WHAT THE EXERCISE ASKS » Scan the records and identify every line in which the string "Output" occurs, then return those lines.

══ DATA ROWS

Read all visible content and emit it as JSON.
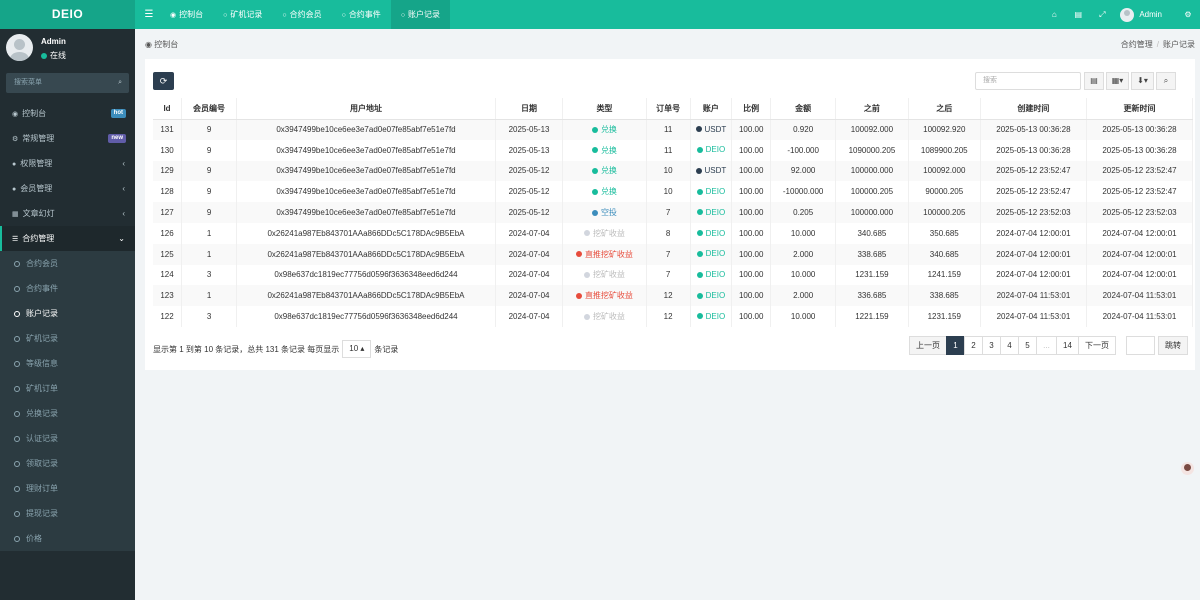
{
  "topbar": {
    "logo": "DEIO",
    "tabs": [
      {
        "icon": "dashboard-icon",
        "label": "控制台"
      },
      {
        "icon": "circle-icon",
        "label": "矿机记录"
      },
      {
        "icon": "circle-icon",
        "label": "合约会员"
      },
      {
        "icon": "circle-icon",
        "label": "合约事件"
      },
      {
        "icon": "circle-icon",
        "label": "账户记录"
      }
    ],
    "user": "Admin"
  },
  "sidebar": {
    "user_name": "Admin",
    "status": "在线",
    "search_placeholder": "搜索菜单",
    "menu": [
      {
        "icon": "dashboard-icon",
        "label": "控制台",
        "badge": "hot"
      },
      {
        "icon": "cogs-icon",
        "label": "常规管理",
        "badge": "new"
      },
      {
        "icon": "group-icon",
        "label": "权限管理"
      },
      {
        "icon": "user-icon",
        "label": "会员管理"
      },
      {
        "icon": "article-icon",
        "label": "文章幻灯"
      },
      {
        "icon": "list-icon",
        "label": "合约管理"
      }
    ],
    "submenu": [
      "合约会员",
      "合约事件",
      "账户记录",
      "矿机记录",
      "等级信息",
      "矿机订单",
      "兑换记录",
      "认证记录",
      "领取记录",
      "理财订单",
      "提现记录",
      "价格"
    ],
    "active_submenu": "账户记录"
  },
  "breadcrumb": {
    "left": "控制台",
    "items": [
      "合约管理",
      "账户记录"
    ]
  },
  "toolbar": {
    "search_placeholder": "搜索"
  },
  "table": {
    "headers": [
      "Id",
      "会员编号",
      "用户地址",
      "日期",
      "类型",
      "订单号",
      "账户",
      "比例",
      "金额",
      "之前",
      "之后",
      "创建时间",
      "更新时间"
    ],
    "rows": [
      {
        "id": "131",
        "member": "9",
        "address": "0x3947499be10ce6ee3e7ad0e07fe85abf7e51e7fd",
        "date": "2025-05-13",
        "type": "兑换",
        "type_color": "#18bc9c",
        "order": "11",
        "account": "USDT",
        "account_color": "#2c3e50",
        "ratio": "100.00",
        "amount": "0.920",
        "before": "100092.000",
        "after": "100092.920",
        "created": "2025-05-13 00:36:28",
        "updated": "2025-05-13 00:36:28"
      },
      {
        "id": "130",
        "member": "9",
        "address": "0x3947499be10ce6ee3e7ad0e07fe85abf7e51e7fd",
        "date": "2025-05-13",
        "type": "兑换",
        "type_color": "#18bc9c",
        "order": "11",
        "account": "DEIO",
        "account_color": "#18bc9c",
        "ratio": "100.00",
        "amount": "-100.000",
        "before": "1090000.205",
        "after": "1089900.205",
        "created": "2025-05-13 00:36:28",
        "updated": "2025-05-13 00:36:28"
      },
      {
        "id": "129",
        "member": "9",
        "address": "0x3947499be10ce6ee3e7ad0e07fe85abf7e51e7fd",
        "date": "2025-05-12",
        "type": "兑换",
        "type_color": "#18bc9c",
        "order": "10",
        "account": "USDT",
        "account_color": "#2c3e50",
        "ratio": "100.00",
        "amount": "92.000",
        "before": "100000.000",
        "after": "100092.000",
        "created": "2025-05-12 23:52:47",
        "updated": "2025-05-12 23:52:47"
      },
      {
        "id": "128",
        "member": "9",
        "address": "0x3947499be10ce6ee3e7ad0e07fe85abf7e51e7fd",
        "date": "2025-05-12",
        "type": "兑换",
        "type_color": "#18bc9c",
        "order": "10",
        "account": "DEIO",
        "account_color": "#18bc9c",
        "ratio": "100.00",
        "amount": "-10000.000",
        "before": "100000.205",
        "after": "90000.205",
        "created": "2025-05-12 23:52:47",
        "updated": "2025-05-12 23:52:47"
      },
      {
        "id": "127",
        "member": "9",
        "address": "0x3947499be10ce6ee3e7ad0e07fe85abf7e51e7fd",
        "date": "2025-05-12",
        "type": "空投",
        "type_color": "#3c8dbc",
        "order": "7",
        "account": "DEIO",
        "account_color": "#18bc9c",
        "ratio": "100.00",
        "amount": "0.205",
        "before": "100000.000",
        "after": "100000.205",
        "created": "2025-05-12 23:52:03",
        "updated": "2025-05-12 23:52:03"
      },
      {
        "id": "126",
        "member": "1",
        "address": "0x26241a987Eb843701AAa866DDc5C178DAc9B5EbA",
        "date": "2024-07-04",
        "type": "挖矿收益",
        "type_color": "#d2d6de",
        "order": "8",
        "account": "DEIO",
        "account_color": "#18bc9c",
        "ratio": "100.00",
        "amount": "10.000",
        "before": "340.685",
        "after": "350.685",
        "created": "2024-07-04 12:00:01",
        "updated": "2024-07-04 12:00:01"
      },
      {
        "id": "125",
        "member": "1",
        "address": "0x26241a987Eb843701AAa866DDc5C178DAc9B5EbA",
        "date": "2024-07-04",
        "type": "直推挖矿收益",
        "type_color": "#e74c3c",
        "order": "7",
        "account": "DEIO",
        "account_color": "#18bc9c",
        "ratio": "100.00",
        "amount": "2.000",
        "before": "338.685",
        "after": "340.685",
        "created": "2024-07-04 12:00:01",
        "updated": "2024-07-04 12:00:01"
      },
      {
        "id": "124",
        "member": "3",
        "address": "0x98e637dc1819ec77756d0596f3636348eed6d244",
        "date": "2024-07-04",
        "type": "挖矿收益",
        "type_color": "#d2d6de",
        "order": "7",
        "account": "DEIO",
        "account_color": "#18bc9c",
        "ratio": "100.00",
        "amount": "10.000",
        "before": "1231.159",
        "after": "1241.159",
        "created": "2024-07-04 12:00:01",
        "updated": "2024-07-04 12:00:01"
      },
      {
        "id": "123",
        "member": "1",
        "address": "0x26241a987Eb843701AAa866DDc5C178DAc9B5EbA",
        "date": "2024-07-04",
        "type": "直推挖矿收益",
        "type_color": "#e74c3c",
        "order": "12",
        "account": "DEIO",
        "account_color": "#18bc9c",
        "ratio": "100.00",
        "amount": "2.000",
        "before": "336.685",
        "after": "338.685",
        "created": "2024-07-04 11:53:01",
        "updated": "2024-07-04 11:53:01"
      },
      {
        "id": "122",
        "member": "3",
        "address": "0x98e637dc1819ec77756d0596f3636348eed6d244",
        "date": "2024-07-04",
        "type": "挖矿收益",
        "type_color": "#d2d6de",
        "order": "12",
        "account": "DEIO",
        "account_color": "#18bc9c",
        "ratio": "100.00",
        "amount": "10.000",
        "before": "1221.159",
        "after": "1231.159",
        "created": "2024-07-04 11:53:01",
        "updated": "2024-07-04 11:53:01"
      }
    ]
  },
  "pagination": {
    "info_prefix": "显示第 1 到第 10 条记录，总共 131 条记录 每页显示",
    "page_size": "10",
    "info_suffix": "条记录",
    "prev": "上一页",
    "pages": [
      "1",
      "2",
      "3",
      "4",
      "5",
      "...",
      "14"
    ],
    "active_page": "1",
    "next": "下一页",
    "jump": "跳转"
  },
  "colors": {
    "accent": "#18bc9c",
    "sidebar": "#222d32",
    "dark_button": "#2c3e50"
  }
}
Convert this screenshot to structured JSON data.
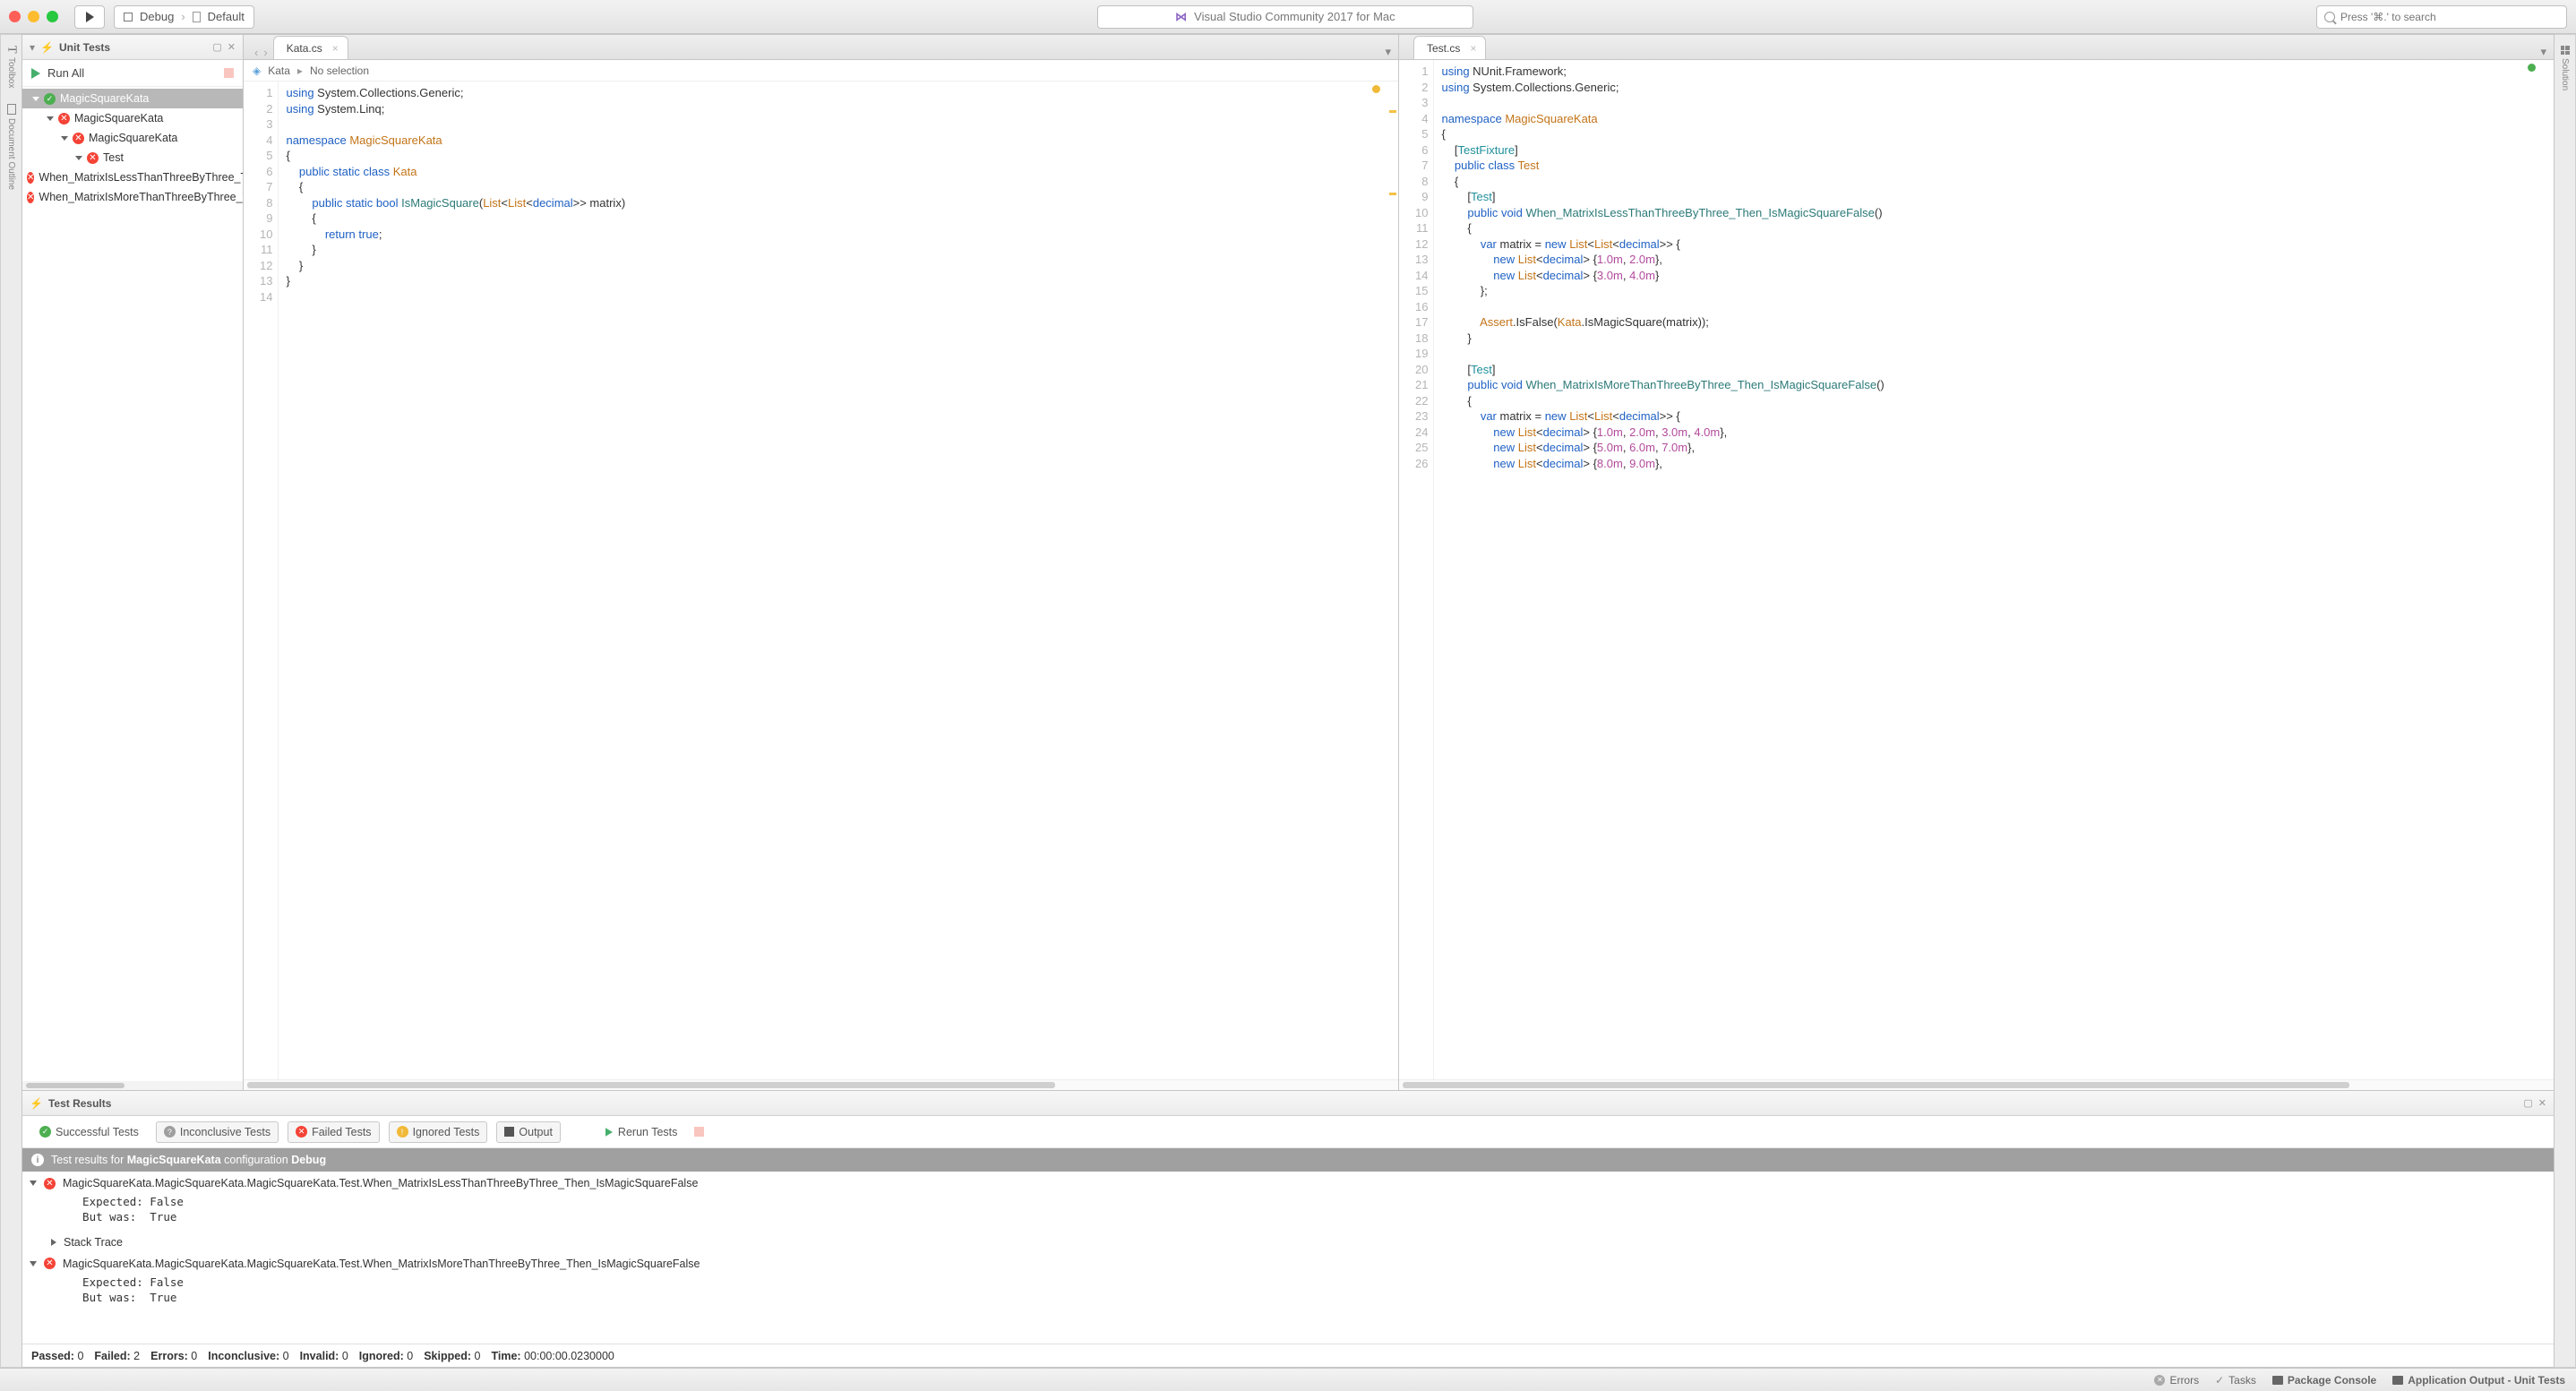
{
  "titlebar": {
    "config_debug": "Debug",
    "config_default": "Default",
    "app_title": "Visual Studio Community 2017 for Mac",
    "search_placeholder": "Press '⌘.' to search"
  },
  "left_rail": {
    "toolbox": "Toolbox",
    "doc_outline": "Document Outline"
  },
  "right_rail": {
    "solution": "Solution"
  },
  "unit_tests_panel": {
    "title": "Unit Tests",
    "run_all": "Run All",
    "tree": {
      "root": "MagicSquareKata",
      "ns": "MagicSquareKata",
      "cls": "MagicSquareKata",
      "test_cls": "Test",
      "t1": "When_MatrixIsLessThanThreeByThree_Then_IsMagicSquareFalse",
      "t2": "When_MatrixIsMoreThanThreeByThree_Then_IsMagicSquareFalse"
    }
  },
  "editor_left": {
    "tab": "Kata.cs",
    "breadcrumb_file": "Kata",
    "breadcrumb_sel": "No selection",
    "code": {
      "line_start": 1,
      "line_end": 14,
      "lines": [
        {
          "html": "<span class='kw'>using</span> System.Collections.Generic;"
        },
        {
          "html": "<span class='kw'>using</span> System.Linq;"
        },
        {
          "html": ""
        },
        {
          "html": "<span class='kw'>namespace</span> <span class='ty'>MagicSquareKata</span>"
        },
        {
          "html": "{"
        },
        {
          "html": "    <span class='kw'>public static class</span> <span class='ty'>Kata</span>"
        },
        {
          "html": "    {"
        },
        {
          "html": "        <span class='kw'>public static</span> <span class='kw'>bool</span> <span class='fn'>IsMagicSquare</span>(<span class='ty'>List</span>&lt;<span class='ty'>List</span>&lt;<span class='kw'>decimal</span>&gt;&gt; matrix)"
        },
        {
          "html": "        {"
        },
        {
          "html": "            <span class='kw'>return</span> <span class='kw'>true</span>;"
        },
        {
          "html": "        }"
        },
        {
          "html": "    }"
        },
        {
          "html": "}"
        },
        {
          "html": ""
        }
      ]
    }
  },
  "editor_right": {
    "tab": "Test.cs",
    "code": {
      "line_start": 1,
      "line_end": 26,
      "lines": [
        {
          "html": "<span class='kw'>using</span> NUnit.Framework;"
        },
        {
          "html": "<span class='kw'>using</span> System.Collections.Generic;"
        },
        {
          "html": ""
        },
        {
          "html": "<span class='kw'>namespace</span> <span class='ty'>MagicSquareKata</span>"
        },
        {
          "html": "{"
        },
        {
          "html": "    [<span class='attr'>TestFixture</span>]"
        },
        {
          "html": "    <span class='kw'>public class</span> <span class='ty'>Test</span>"
        },
        {
          "html": "    {"
        },
        {
          "html": "        [<span class='attr'>Test</span>]"
        },
        {
          "html": "        <span class='kw'>public void</span> <span class='fn'>When_MatrixIsLessThanThreeByThree_Then_IsMagicSquareFalse</span>()"
        },
        {
          "html": "        {"
        },
        {
          "html": "            <span class='kw'>var</span> matrix = <span class='kw'>new</span> <span class='ty'>List</span>&lt;<span class='ty'>List</span>&lt;<span class='kw'>decimal</span>&gt;&gt; {"
        },
        {
          "html": "                <span class='kw'>new</span> <span class='ty'>List</span>&lt;<span class='kw'>decimal</span>&gt; {<span class='num'>1.0m</span>, <span class='num'>2.0m</span>},"
        },
        {
          "html": "                <span class='kw'>new</span> <span class='ty'>List</span>&lt;<span class='kw'>decimal</span>&gt; {<span class='num'>3.0m</span>, <span class='num'>4.0m</span>}"
        },
        {
          "html": "            };"
        },
        {
          "html": ""
        },
        {
          "html": "            <span class='ty'>Assert</span>.IsFalse(<span class='ty'>Kata</span>.IsMagicSquare(matrix));"
        },
        {
          "html": "        }"
        },
        {
          "html": ""
        },
        {
          "html": "        [<span class='attr'>Test</span>]"
        },
        {
          "html": "        <span class='kw'>public void</span> <span class='fn'>When_MatrixIsMoreThanThreeByThree_Then_IsMagicSquareFalse</span>()"
        },
        {
          "html": "        {"
        },
        {
          "html": "            <span class='kw'>var</span> matrix = <span class='kw'>new</span> <span class='ty'>List</span>&lt;<span class='ty'>List</span>&lt;<span class='kw'>decimal</span>&gt;&gt; {"
        },
        {
          "html": "                <span class='kw'>new</span> <span class='ty'>List</span>&lt;<span class='kw'>decimal</span>&gt; {<span class='num'>1.0m</span>, <span class='num'>2.0m</span>, <span class='num'>3.0m</span>, <span class='num'>4.0m</span>},"
        },
        {
          "html": "                <span class='kw'>new</span> <span class='ty'>List</span>&lt;<span class='kw'>decimal</span>&gt; {<span class='num'>5.0m</span>, <span class='num'>6.0m</span>, <span class='num'>7.0m</span>},"
        },
        {
          "html": "                <span class='kw'>new</span> <span class='ty'>List</span>&lt;<span class='kw'>decimal</span>&gt; {<span class='num'>8.0m</span>, <span class='num'>9.0m</span>},"
        }
      ]
    }
  },
  "test_results": {
    "title": "Test Results",
    "filters": {
      "success": "Successful Tests",
      "inconclusive": "Inconclusive Tests",
      "failed": "Failed Tests",
      "ignored": "Ignored Tests",
      "output": "Output",
      "rerun": "Rerun Tests"
    },
    "banner_prefix": "Test results for ",
    "banner_project": "MagicSquareKata",
    "banner_mid": " configuration ",
    "banner_config": "Debug",
    "results": [
      {
        "name": "MagicSquareKata.MagicSquareKata.MagicSquareKata.Test.When_MatrixIsLessThanThreeByThree_Then_IsMagicSquareFalse",
        "detail": "  Expected: False\n  But was:  True",
        "stack": "Stack Trace"
      },
      {
        "name": "MagicSquareKata.MagicSquareKata.MagicSquareKata.Test.When_MatrixIsMoreThanThreeByThree_Then_IsMagicSquareFalse",
        "detail": "  Expected: False\n  But was:  True"
      }
    ],
    "footer": {
      "passed_l": "Passed:",
      "passed_v": "0",
      "failed_l": "Failed:",
      "failed_v": "2",
      "errors_l": "Errors:",
      "errors_v": "0",
      "inconclusive_l": "Inconclusive:",
      "inconclusive_v": "0",
      "invalid_l": "Invalid:",
      "invalid_v": "0",
      "ignored_l": "Ignored:",
      "ignored_v": "0",
      "skipped_l": "Skipped:",
      "skipped_v": "0",
      "time_l": "Time:",
      "time_v": "00:00:00.0230000"
    }
  },
  "statusbar": {
    "errors": "Errors",
    "tasks": "Tasks",
    "pkg": "Package Console",
    "appout": "Application Output - Unit Tests"
  }
}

════

TASK RESPONSE »
      "output": "Output",
    "appout": "Application Output - Unit Tests"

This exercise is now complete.